Task details: Search the listing below for the word "values" and copy each line that holds it.

# START OF Exercise input

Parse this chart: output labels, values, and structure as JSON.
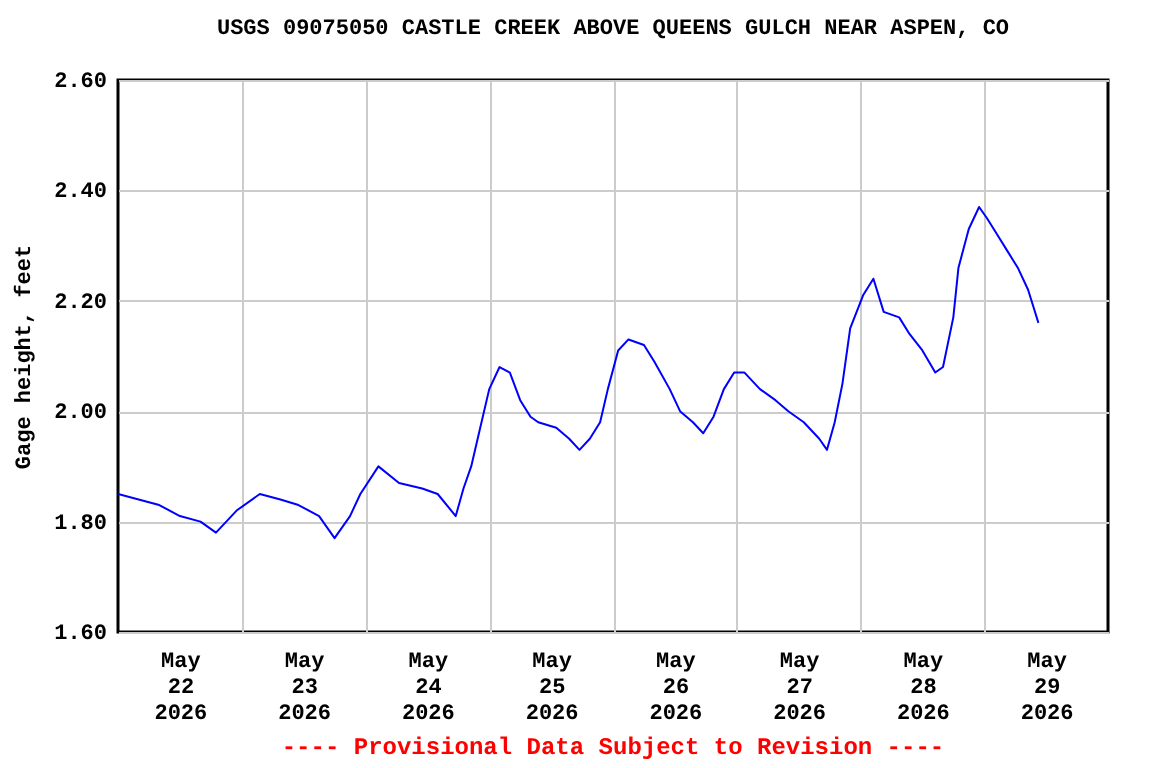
{
  "chart_data": {
    "type": "line",
    "title": "USGS 09075050 CASTLE CREEK ABOVE QUEENS GULCH NEAR ASPEN, CO",
    "ylabel": "Gage height, feet",
    "annotations": [
      "---- Provisional Data Subject to Revision ----"
    ],
    "x": [
      "2026-05-22T00:00",
      "2026-05-22T04:00",
      "2026-05-22T08:00",
      "2026-05-22T12:00",
      "2026-05-22T16:00",
      "2026-05-22T19:00",
      "2026-05-22T23:00",
      "2026-05-23T03:30",
      "2026-05-23T07:30",
      "2026-05-23T11:00",
      "2026-05-23T15:00",
      "2026-05-23T18:00",
      "2026-05-23T21:00",
      "2026-05-23T23:00",
      "2026-05-24T02:30",
      "2026-05-24T06:30",
      "2026-05-24T11:00",
      "2026-05-24T14:00",
      "2026-05-24T17:30",
      "2026-05-24T19:00",
      "2026-05-24T20:30",
      "2026-05-24T22:00",
      "2026-05-25T00:00",
      "2026-05-25T02:00",
      "2026-05-25T04:00",
      "2026-05-25T06:00",
      "2026-05-25T08:00",
      "2026-05-25T09:30",
      "2026-05-25T13:00",
      "2026-05-25T15:30",
      "2026-05-25T17:30",
      "2026-05-25T19:30",
      "2026-05-25T21:30",
      "2026-05-25T23:00",
      "2026-05-26T01:00",
      "2026-05-26T03:00",
      "2026-05-26T06:00",
      "2026-05-26T08:00",
      "2026-05-26T11:00",
      "2026-05-26T13:00",
      "2026-05-26T15:30",
      "2026-05-26T17:30",
      "2026-05-26T19:30",
      "2026-05-26T21:30",
      "2026-05-26T23:30",
      "2026-05-27T01:30",
      "2026-05-27T04:30",
      "2026-05-27T07:30",
      "2026-05-27T10:00",
      "2026-05-27T13:00",
      "2026-05-27T16:00",
      "2026-05-27T17:30",
      "2026-05-27T19:00",
      "2026-05-27T20:30",
      "2026-05-27T22:00",
      "2026-05-28T00:30",
      "2026-05-28T02:30",
      "2026-05-28T04:30",
      "2026-05-28T07:30",
      "2026-05-28T09:30",
      "2026-05-28T12:00",
      "2026-05-28T14:30",
      "2026-05-28T16:00",
      "2026-05-28T18:00",
      "2026-05-28T19:00",
      "2026-05-28T21:00",
      "2026-05-28T23:00",
      "2026-05-29T00:30",
      "2026-05-29T02:30",
      "2026-05-29T04:30",
      "2026-05-29T06:30",
      "2026-05-29T08:30",
      "2026-05-29T09:30",
      "2026-05-29T10:30"
    ],
    "values": [
      1.85,
      1.84,
      1.83,
      1.81,
      1.8,
      1.78,
      1.82,
      1.85,
      1.84,
      1.83,
      1.81,
      1.77,
      1.81,
      1.85,
      1.9,
      1.87,
      1.86,
      1.85,
      1.81,
      1.86,
      1.9,
      1.96,
      2.04,
      2.08,
      2.07,
      2.02,
      1.99,
      1.98,
      1.97,
      1.95,
      1.93,
      1.95,
      1.98,
      2.04,
      2.11,
      2.13,
      2.12,
      2.09,
      2.04,
      2.0,
      1.98,
      1.96,
      1.99,
      2.04,
      2.07,
      2.07,
      2.04,
      2.02,
      2.0,
      1.98,
      1.95,
      1.93,
      1.98,
      2.05,
      2.15,
      2.21,
      2.24,
      2.18,
      2.17,
      2.14,
      2.11,
      2.07,
      2.08,
      2.17,
      2.26,
      2.33,
      2.37,
      2.35,
      2.32,
      2.29,
      2.26,
      2.22,
      2.19,
      2.16
    ],
    "color": "#0000ff",
    "xlim": [
      "2026-05-22T00:00",
      "2026-05-30T00:00"
    ],
    "xticks": [
      {
        "value": "2026-05-22T12:00",
        "label": "May 22 2026"
      },
      {
        "value": "2026-05-23T00:00",
        "label": null
      },
      {
        "value": "2026-05-23T12:00",
        "label": "May 23 2026"
      },
      {
        "value": "2026-05-24T00:00",
        "label": null
      },
      {
        "value": "2026-05-24T12:00",
        "label": "May 24 2026"
      },
      {
        "value": "2026-05-25T00:00",
        "label": null
      },
      {
        "value": "2026-05-25T12:00",
        "label": "May 25 2026"
      },
      {
        "value": "2026-05-26T00:00",
        "label": null
      },
      {
        "value": "2026-05-26T12:00",
        "label": "May 26 2026"
      },
      {
        "value": "2026-05-27T00:00",
        "label": null
      },
      {
        "value": "2026-05-27T12:00",
        "label": "May 27 2026"
      },
      {
        "value": "2026-05-28T00:00",
        "label": null
      },
      {
        "value": "2026-05-28T12:00",
        "label": "May 28 2026"
      },
      {
        "value": "2026-05-29T00:00",
        "label": null
      },
      {
        "value": "2026-05-29T12:00",
        "label": "May 29 2026"
      }
    ],
    "ylim": [
      1.6,
      2.6
    ],
    "yticks": [
      {
        "value": 1.6,
        "label": "1.60"
      },
      {
        "value": 1.8,
        "label": "1.80"
      },
      {
        "value": 2.0,
        "label": "2.00"
      },
      {
        "value": 2.2,
        "label": "2.20"
      },
      {
        "value": 2.4,
        "label": "2.40"
      },
      {
        "value": 2.6,
        "label": "2.60"
      }
    ],
    "grid": true
  }
}
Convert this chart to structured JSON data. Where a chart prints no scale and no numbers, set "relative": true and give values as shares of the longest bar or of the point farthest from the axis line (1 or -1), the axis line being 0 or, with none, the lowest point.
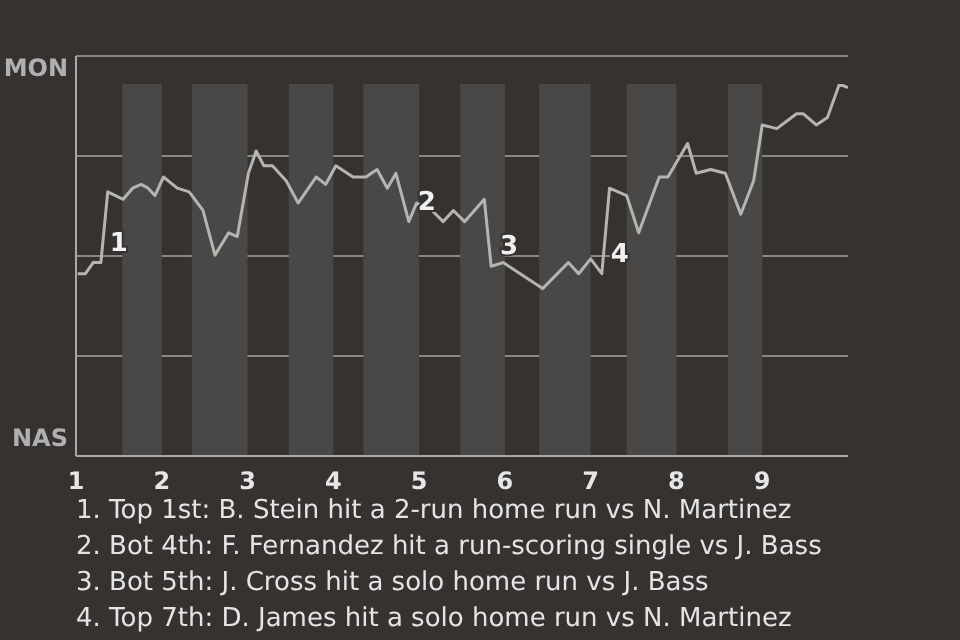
{
  "chart_data": {
    "type": "line",
    "relative": true,
    "x": [
      1.02,
      1.11,
      1.2,
      1.29,
      1.37,
      1.55,
      1.66,
      1.76,
      1.84,
      1.92,
      2.02,
      2.18,
      2.32,
      2.48,
      2.62,
      2.78,
      2.88,
      3.01,
      3.1,
      3.19,
      3.29,
      3.45,
      3.59,
      3.71,
      3.8,
      3.91,
      4.03,
      4.23,
      4.38,
      4.51,
      4.63,
      4.73,
      4.88,
      4.97,
      5.15,
      5.28,
      5.4,
      5.53,
      5.76,
      5.84,
      5.98,
      6.44,
      6.74,
      6.86,
      7.0,
      7.13,
      7.22,
      7.42,
      7.56,
      7.8,
      7.9,
      8.13,
      8.23,
      8.4,
      8.57,
      8.75,
      8.9,
      9.0,
      9.17,
      9.4,
      9.48,
      9.63,
      9.76,
      9.9,
      10.0
    ],
    "series": [
      {
        "color": "#b4b4b2",
        "values": [
          0.49,
          0.49,
          0.52,
          0.52,
          0.71,
          0.69,
          0.72,
          0.73,
          0.72,
          0.7,
          0.75,
          0.72,
          0.71,
          0.66,
          0.54,
          0.6,
          0.59,
          0.76,
          0.82,
          0.78,
          0.78,
          0.74,
          0.68,
          0.72,
          0.75,
          0.73,
          0.78,
          0.75,
          0.75,
          0.77,
          0.72,
          0.76,
          0.63,
          0.68,
          0.66,
          0.63,
          0.66,
          0.63,
          0.69,
          0.51,
          0.52,
          0.45,
          0.52,
          0.49,
          0.53,
          0.49,
          0.72,
          0.7,
          0.6,
          0.75,
          0.75,
          0.84,
          0.76,
          0.77,
          0.76,
          0.65,
          0.74,
          0.89,
          0.88,
          0.92,
          0.92,
          0.89,
          0.91,
          1,
          0.99
        ]
      }
    ],
    "xlim": [
      1,
      10
    ],
    "xticks": [
      1,
      2,
      3,
      4,
      5,
      6,
      7,
      8,
      9
    ],
    "grid": "y",
    "legend": false,
    "marker": "none",
    "line_style": "solid",
    "bands": [
      {
        "axis": "x",
        "from": 1.54,
        "to": 2,
        "color": "#4a4846"
      },
      {
        "axis": "x",
        "from": 2.35,
        "to": 3,
        "color": "#4a4846"
      },
      {
        "axis": "x",
        "from": 3.48,
        "to": 4,
        "color": "#4a4846"
      },
      {
        "axis": "x",
        "from": 4.35,
        "to": 5,
        "color": "#4a4846"
      },
      {
        "axis": "x",
        "from": 5.48,
        "to": 6,
        "color": "#4a4846"
      },
      {
        "axis": "x",
        "from": 6.4,
        "to": 7,
        "color": "#4a4846"
      },
      {
        "axis": "x",
        "from": 7.42,
        "to": 8,
        "color": "#4a4846"
      },
      {
        "axis": "x",
        "from": 8.6,
        "to": 9,
        "color": "#4a4846"
      }
    ],
    "annotations": [
      "MON",
      "NAS",
      {
        "text": "1",
        "x": 1.29,
        "y": 0.52
      },
      {
        "text": "2",
        "x": 4.88,
        "y": 0.63
      },
      {
        "text": "3",
        "x": 5.84,
        "y": 0.51
      },
      {
        "text": "4",
        "x": 7.13,
        "y": 0.49
      },
      "1. Top 1st: B. Stein hit a 2-run home run vs N. Martinez",
      "2. Bot 4th: F. Fernandez hit a run-scoring single vs J. Bass",
      "3. Bot 5th: J. Cross hit a solo home run vs J. Bass",
      "4. Top 7th: D. James hit a solo home run vs N. Martinez"
    ]
  }
}
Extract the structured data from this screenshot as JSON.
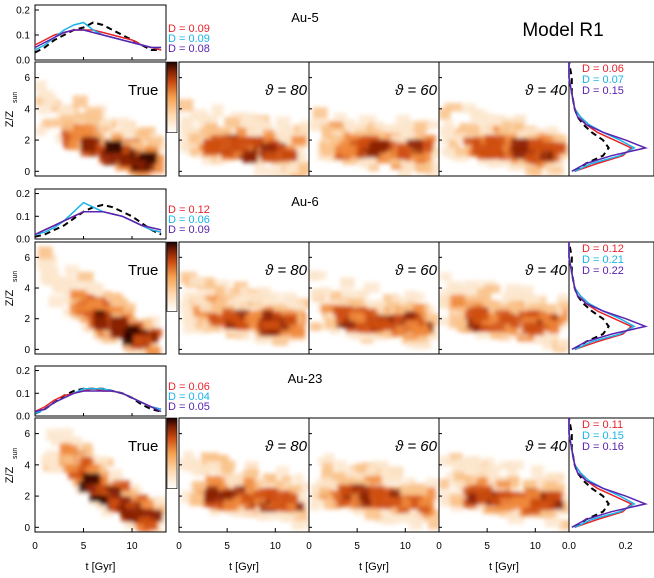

# END OF Exercise input

Response to the exercise:
Parse this chart: output labels, values, and structure as JSON.
    "values": [
Convert this chart to structured JSON data. Where a chart prints no scale and no numbers, set "relative": true and give values as shares of the longest bar or of the point farthest from the axis line (1 or -1), the axis line being 0 or, with none, the lowest point.
        "values": [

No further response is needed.